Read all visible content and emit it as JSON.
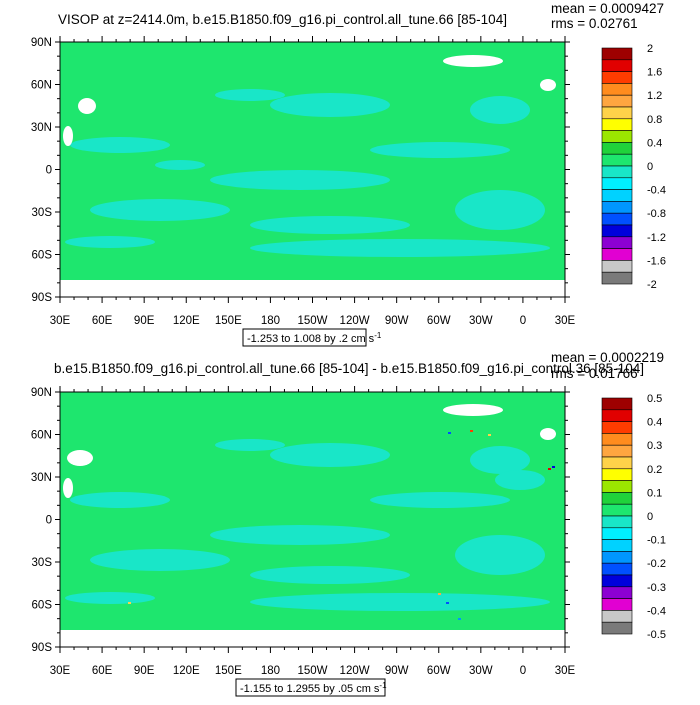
{
  "colors": {
    "map_fill": "#1ee66e",
    "anomaly_fill": "#19e6c8",
    "no_data": "#ffffff",
    "frame": "#000000"
  },
  "chart_data": [
    {
      "type": "heatmap",
      "title": "VISOP at z=2414.0m, b.e15.B1850.f09_g16.pi_control.all_tune.66 [85-104]",
      "stats": {
        "mean": "mean = 0.0009427",
        "rms": "rms = 0.02761"
      },
      "xlabel": "",
      "ylabel": "",
      "x_ticks": [
        "30E",
        "60E",
        "90E",
        "120E",
        "150E",
        "180",
        "150W",
        "120W",
        "90W",
        "60W",
        "30W",
        "0",
        "30E"
      ],
      "y_ticks": [
        "90N",
        "60N",
        "30N",
        "0",
        "30S",
        "60S",
        "90S"
      ],
      "xlim": [
        30,
        390
      ],
      "ylim": [
        -90,
        90
      ],
      "contour_info": "-1.253 to 1.008 by .2 cm s",
      "contour_unit_exp": "-1",
      "colorbar": {
        "labels": [
          "2",
          "1.6",
          "1.2",
          "0.8",
          "0.4",
          "0",
          "-0.4",
          "-0.8",
          "-1.2",
          "-1.6",
          "-2"
        ],
        "colors": [
          "#9e0000",
          "#e10000",
          "#ff3c00",
          "#ff8c1e",
          "#ffa640",
          "#ffd24a",
          "#ffff00",
          "#9be600",
          "#20d23b",
          "#1ee66e",
          "#19e6c8",
          "#00f0ff",
          "#00d2ff",
          "#0096ff",
          "#0050ff",
          "#0000dc",
          "#8c00d2",
          "#e100d2",
          "#c8c8c8",
          "#7a7a7a"
        ]
      }
    },
    {
      "type": "heatmap",
      "title": "b.e15.B1850.f09_g16.pi_control.all_tune.66 [85-104] - b.e15.B1850.f09_g16.pi_control.36 [85-104]",
      "stats": {
        "mean": "mean = 0.0002219",
        "rms": "rms = 0.01766"
      },
      "xlabel": "",
      "ylabel": "",
      "x_ticks": [
        "30E",
        "60E",
        "90E",
        "120E",
        "150E",
        "180",
        "150W",
        "120W",
        "90W",
        "60W",
        "30W",
        "0",
        "30E"
      ],
      "y_ticks": [
        "90N",
        "60N",
        "30N",
        "0",
        "30S",
        "60S",
        "90S"
      ],
      "xlim": [
        30,
        390
      ],
      "ylim": [
        -90,
        90
      ],
      "contour_info": "-1.155 to 1.2955 by .05 cm s",
      "contour_unit_exp": "-1",
      "colorbar": {
        "labels": [
          "0.5",
          "0.4",
          "0.3",
          "0.2",
          "0.1",
          "0",
          "-0.1",
          "-0.2",
          "-0.3",
          "-0.4",
          "-0.5"
        ],
        "colors": [
          "#9e0000",
          "#e10000",
          "#ff3c00",
          "#ff8c1e",
          "#ffa640",
          "#ffd24a",
          "#ffff00",
          "#9be600",
          "#20d23b",
          "#1ee66e",
          "#19e6c8",
          "#00f0ff",
          "#00d2ff",
          "#0096ff",
          "#0050ff",
          "#0000dc",
          "#8c00d2",
          "#e100d2",
          "#c8c8c8",
          "#7a7a7a"
        ]
      }
    }
  ]
}
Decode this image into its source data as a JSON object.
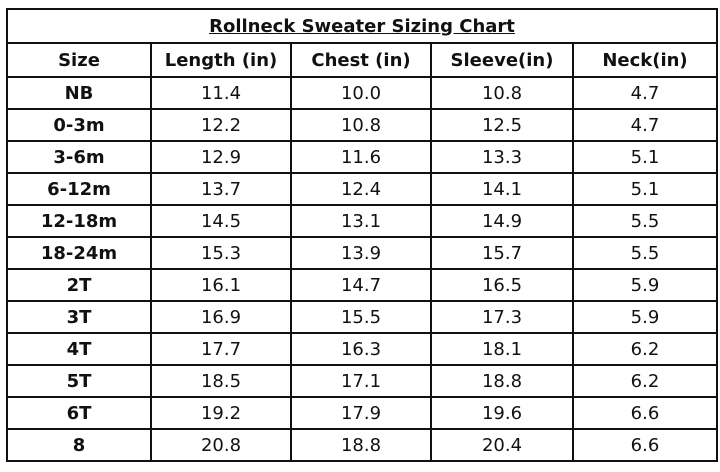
{
  "table": {
    "title": "Rollneck Sweater Sizing Chart",
    "header": [
      "Size",
      "Length (in)",
      "Chest (in)",
      "Sleeve(in)",
      "Neck(in)"
    ],
    "rows": [
      [
        "NB",
        "11.4",
        "10.0",
        "10.8",
        "4.7"
      ],
      [
        "0-3m",
        "12.2",
        "10.8",
        "12.5",
        "4.7"
      ],
      [
        "3-6m",
        "12.9",
        "11.6",
        "13.3",
        "5.1"
      ],
      [
        "6-12m",
        "13.7",
        "12.4",
        "14.1",
        "5.1"
      ],
      [
        "12-18m",
        "14.5",
        "13.1",
        "14.9",
        "5.5"
      ],
      [
        "18-24m",
        "15.3",
        "13.9",
        "15.7",
        "5.5"
      ],
      [
        "2T",
        "16.1",
        "14.7",
        "16.5",
        "5.9"
      ],
      [
        "3T",
        "16.9",
        "15.5",
        "17.3",
        "5.9"
      ],
      [
        "4T",
        "17.7",
        "16.3",
        "18.1",
        "6.2"
      ],
      [
        "5T",
        "18.5",
        "17.1",
        "18.8",
        "6.2"
      ],
      [
        "6T",
        "19.2",
        "17.9",
        "19.6",
        "6.6"
      ],
      [
        "8",
        "20.8",
        "18.8",
        "20.4",
        "6.6"
      ]
    ]
  }
}
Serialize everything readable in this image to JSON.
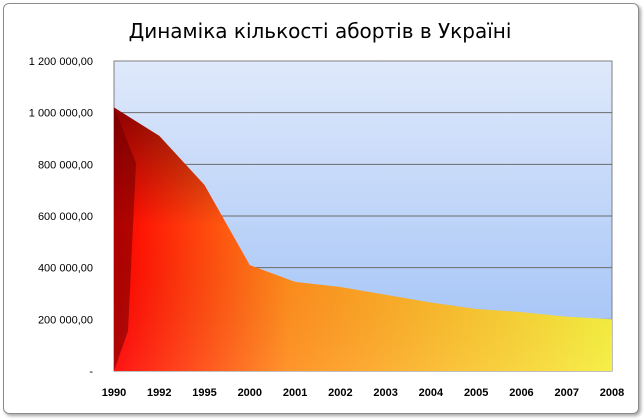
{
  "chart_data": {
    "type": "area",
    "title": "Динаміка кількості абортів в Україні",
    "xlabel": "",
    "ylabel": "",
    "categories": [
      "1990",
      "1992",
      "1995",
      "2000",
      "2001",
      "2002",
      "2003",
      "2004",
      "2005",
      "2006",
      "2007",
      "2008"
    ],
    "series": [
      {
        "values": [
          1020000,
          910000,
          720000,
          410000,
          345000,
          325000,
          295000,
          265000,
          240000,
          228000,
          210000,
          200000
        ]
      }
    ],
    "ylim": [
      0,
      1200000
    ],
    "y_ticks": [
      {
        "value": 0,
        "label": "-"
      },
      {
        "value": 200000,
        "label": "200 000,00"
      },
      {
        "value": 400000,
        "label": "400 000,00"
      },
      {
        "value": 600000,
        "label": "600 000,00"
      },
      {
        "value": 800000,
        "label": "800 000,00"
      },
      {
        "value": 1000000,
        "label": "1 000 000,00"
      },
      {
        "value": 1200000,
        "label": "1 200 000,00"
      }
    ],
    "grid": true,
    "legend": "none",
    "colors": {
      "plot_bg_top": "#dfe9fb",
      "plot_bg_bottom": "#9ec0f6",
      "gridline": "#6b6b6b",
      "area_left": "#ff0000",
      "area_mid": "#ff8c1a",
      "area_right": "#f5ee3a",
      "area_dark": "#6e0000"
    }
  }
}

● ● ● ● ●

Leave the pictures out and output the rest of the listing exactly.

Read all visible content and emit it as JSON.
{
  "colors": {
    "map_fill": "#1ee66e",
    "anomaly_fill": "#19e6c8",
    "no_data": "#ffffff",
    "frame": "#000000"
  },
  "chart_data": [
    {
      "type": "heatmap",
      "title": "VISOP at z=2414.0m, b.e15.B1850.f09_g16.pi_control.all_tune.66 [85-104]",
      "stats": {
        "mean": "mean = 0.0009427",
        "rms": "rms = 0.02761"
      },
      "xlabel": "",
      "ylabel": "",
      "x_ticks": [
        "30E",
        "60E",
        "90E",
        "120E",
        "150E",
        "180",
        "150W",
        "120W",
        "90W",
        "60W",
        "30W",
        "0",
        "30E"
      ],
      "y_ticks": [
        "90N",
        "60N",
        "30N",
        "0",
        "30S",
        "60S",
        "90S"
      ],
      "xlim": [
        30,
        390
      ],
      "ylim": [
        -90,
        90
      ],
      "contour_info": "-1.253 to 1.008 by .2 cm s",
      "contour_unit_exp": "-1",
      "colorbar": {
        "labels": [
          "2",
          "1.6",
          "1.2",
          "0.8",
          "0.4",
          "0",
          "-0.4",
          "-0.8",
          "-1.2",
          "-1.6",
          "-2"
        ],
        "colors": [
          "#9e0000",
          "#e10000",
          "#ff3c00",
          "#ff8c1e",
          "#ffa640",
          "#ffd24a",
          "#ffff00",
          "#9be600",
          "#20d23b",
          "#1ee66e",
          "#19e6c8",
          "#00f0ff",
          "#00d2ff",
          "#0096ff",
          "#0050ff",
          "#0000dc",
          "#8c00d2",
          "#e100d2",
          "#c8c8c8",
          "#7a7a7a"
        ]
      }
    },
    {
      "type": "heatmap",
      "title": "b.e15.B1850.f09_g16.pi_control.all_tune.66 [85-104] - b.e15.B1850.f09_g16.pi_control.36 [85-104]",
      "stats": {
        "mean": "mean = 0.0002219",
        "rms": "rms = 0.01766"
      },
      "xlabel": "",
      "ylabel": "",
      "x_ticks": [
        "30E",
        "60E",
        "90E",
        "120E",
        "150E",
        "180",
        "150W",
        "120W",
        "90W",
        "60W",
        "30W",
        "0",
        "30E"
      ],
      "y_ticks": [
        "90N",
        "60N",
        "30N",
        "0",
        "30S",
        "60S",
        "90S"
      ],
      "xlim": [
        30,
        390
      ],
      "ylim": [
        -90,
        90
      ],
      "contour_info": "-1.155 to 1.2955 by .05 cm s",
      "contour_unit_exp": "-1",
      "colorbar": {
        "labels": [
          "0.5",
          "0.4",
          "0.3",
          "0.2",
          "0.1",
          "0",
          "-0.1",
          "-0.2",
          "-0.3",
          "-0.4",
          "-0.5"
        ],
        "colors": [
          "#9e0000",
          "#e10000",
          "#ff3c00",
          "#ff8c1e",
          "#ffa640",
          "#ffd24a",
          "#ffff00",
          "#9be600",
          "#20d23b",
          "#1ee66e",
          "#19e6c8",
          "#00f0ff",
          "#00d2ff",
          "#0096ff",
          "#0050ff",
          "#0000dc",
          "#8c00d2",
          "#e100d2",
          "#c8c8c8",
          "#7a7a7a"
        ]
      }
    }
  ]
}
Decode this image into its source data as a JSON object.
{
  "table": {
    "title": "Rollneck Sweater Sizing Chart",
    "header": [
      "Size",
      "Length (in)",
      "Chest (in)",
      "Sleeve(in)",
      "Neck(in)"
    ],
    "rows": [
      [
        "NB",
        "11.4",
        "10.0",
        "10.8",
        "4.7"
      ],
      [
        "0-3m",
        "12.2",
        "10.8",
        "12.5",
        "4.7"
      ],
      [
        "3-6m",
        "12.9",
        "11.6",
        "13.3",
        "5.1"
      ],
      [
        "6-12m",
        "13.7",
        "12.4",
        "14.1",
        "5.1"
      ],
      [
        "12-18m",
        "14.5",
        "13.1",
        "14.9",
        "5.5"
      ],
      [
        "18-24m",
        "15.3",
        "13.9",
        "15.7",
        "5.5"
      ],
      [
        "2T",
        "16.1",
        "14.7",
        "16.5",
        "5.9"
      ],
      [
        "3T",
        "16.9",
        "15.5",
        "17.3",
        "5.9"
      ],
      [
        "4T",
        "17.7",
        "16.3",
        "18.1",
        "6.2"
      ],
      [
        "5T",
        "18.5",
        "17.1",
        "18.8",
        "6.2"
      ],
      [
        "6T",
        "19.2",
        "17.9",
        "19.6",
        "6.6"
      ],
      [
        "8",
        "20.8",
        "18.8",
        "20.4",
        "6.6"
      ]
    ]
  }
}
Serialize everything readable in this image to JSON.
{
  "chart_data": {
    "type": "area",
    "title": "Динаміка кількості абортів в Україні",
    "xlabel": "",
    "ylabel": "",
    "categories": [
      "1990",
      "1992",
      "1995",
      "2000",
      "2001",
      "2002",
      "2003",
      "2004",
      "2005",
      "2006",
      "2007",
      "2008"
    ],
    "series": [
      {
        "values": [
          1020000,
          910000,
          720000,
          410000,
          345000,
          325000,
          295000,
          265000,
          240000,
          228000,
          210000,
          200000
        ]
      }
    ],
    "ylim": [
      0,
      1200000
    ],
    "y_ticks": [
      {
        "value": 0,
        "label": "-"
      },
      {
        "value": 200000,
        "label": "200 000,00"
      },
      {
        "value": 400000,
        "label": "400 000,00"
      },
      {
        "value": 600000,
        "label": "600 000,00"
      },
      {
        "value": 800000,
        "label": "800 000,00"
      },
      {
        "value": 1000000,
        "label": "1 000 000,00"
      },
      {
        "value": 1200000,
        "label": "1 200 000,00"
      }
    ],
    "grid": true,
    "legend": "none",
    "colors": {
      "plot_bg_top": "#dfe9fb",
      "plot_bg_bottom": "#9ec0f6",
      "gridline": "#6b6b6b",
      "area_left": "#ff0000",
      "area_mid": "#ff8c1a",
      "area_right": "#f5ee3a",
      "area_dark": "#6e0000"
    }
  }
}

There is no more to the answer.